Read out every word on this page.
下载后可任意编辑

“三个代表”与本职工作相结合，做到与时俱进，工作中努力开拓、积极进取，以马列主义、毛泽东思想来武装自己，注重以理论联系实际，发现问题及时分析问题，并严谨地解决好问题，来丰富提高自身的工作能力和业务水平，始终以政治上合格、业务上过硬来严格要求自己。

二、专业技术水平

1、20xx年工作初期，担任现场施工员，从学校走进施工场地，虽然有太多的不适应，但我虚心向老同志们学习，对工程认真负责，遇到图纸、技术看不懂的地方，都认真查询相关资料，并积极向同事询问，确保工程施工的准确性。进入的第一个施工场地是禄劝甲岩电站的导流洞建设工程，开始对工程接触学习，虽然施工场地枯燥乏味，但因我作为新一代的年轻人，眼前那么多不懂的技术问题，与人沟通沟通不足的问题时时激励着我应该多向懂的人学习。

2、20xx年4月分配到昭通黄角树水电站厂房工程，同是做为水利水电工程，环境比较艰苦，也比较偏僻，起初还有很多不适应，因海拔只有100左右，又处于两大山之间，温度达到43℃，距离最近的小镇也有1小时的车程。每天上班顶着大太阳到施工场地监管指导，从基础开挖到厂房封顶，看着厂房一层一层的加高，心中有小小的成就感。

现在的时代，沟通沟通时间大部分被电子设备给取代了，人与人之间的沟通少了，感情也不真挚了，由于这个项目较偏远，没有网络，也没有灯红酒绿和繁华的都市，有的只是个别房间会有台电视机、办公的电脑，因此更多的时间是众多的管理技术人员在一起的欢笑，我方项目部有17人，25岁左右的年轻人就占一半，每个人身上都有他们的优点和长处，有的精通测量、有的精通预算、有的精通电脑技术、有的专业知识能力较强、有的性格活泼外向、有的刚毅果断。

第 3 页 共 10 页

- _YOUR TASK_: Copy every record exactly, with nothing added or dropped.

- _THE ANSWER_:
Read out every word on this page.
下载后可任意编辑

“三个代表”与本职工作相结合，做到与时俱进，工作中努力开拓、积极进取，以马列主义、毛泽东思想来武装自己，注重以理论联系实际，发现问题及时分析问题，并严谨地解决好问题，来丰富提高自身的工作能力和业务水平，始终以政治上合格、业务上过硬来严格要求自己。

二、专业技术水平

1、20xx年工作初期，担任现场施工员，从学校走进施工场地，虽然有太多的不适应，但我虚心向老同志们学习，对工程认真负责，遇到图纸、技术看不懂的地方，都认真查询相关资料，并积极向同事询问，确保工程施工的准确性。进入的第一个施工场地是禄劝甲岩电站的导流洞建设工程，开始对工程接触学习，虽然施工场地枯燥乏味，但因我作为新一代的年轻人，眼前那么多不懂的技术问题，与人沟通沟通不足的问题时时激励着我应该多向懂的人学习。

2、20xx年4月分配到昭通黄角树水电站厂房工程，同是做为水利水电工程，环境比较艰苦，也比较偏僻，起初还有很多不适应，因海拔只有100左右，又处于两大山之间，温度达到43℃，距离最近的小镇也有1小时的车程。每天上班顶着大太阳到施工场地监管指导，从基础开挖到厂房封顶，看着厂房一层一层的加高，心中有小小的成就感。

现在的时代，沟通沟通时间大部分被电子设备给取代了，人与人之间的沟通少了，感情也不真挚了，由于这个项目较偏远，没有网络，也没有灯红酒绿和繁华的都市，有的只是个别房间会有台电视机、办公的电脑，因此更多的时间是众多的管理技术人员在一起的欢笑，我方项目部有17人，25岁左右的年轻人就占一半，每个人身上都有他们的优点和长处，有的精通测量、有的精通预算、有的精通电脑技术、有的专业知识能力较强、有的性格活泼外向、有的刚毅果断。

第 3 页 共 10 页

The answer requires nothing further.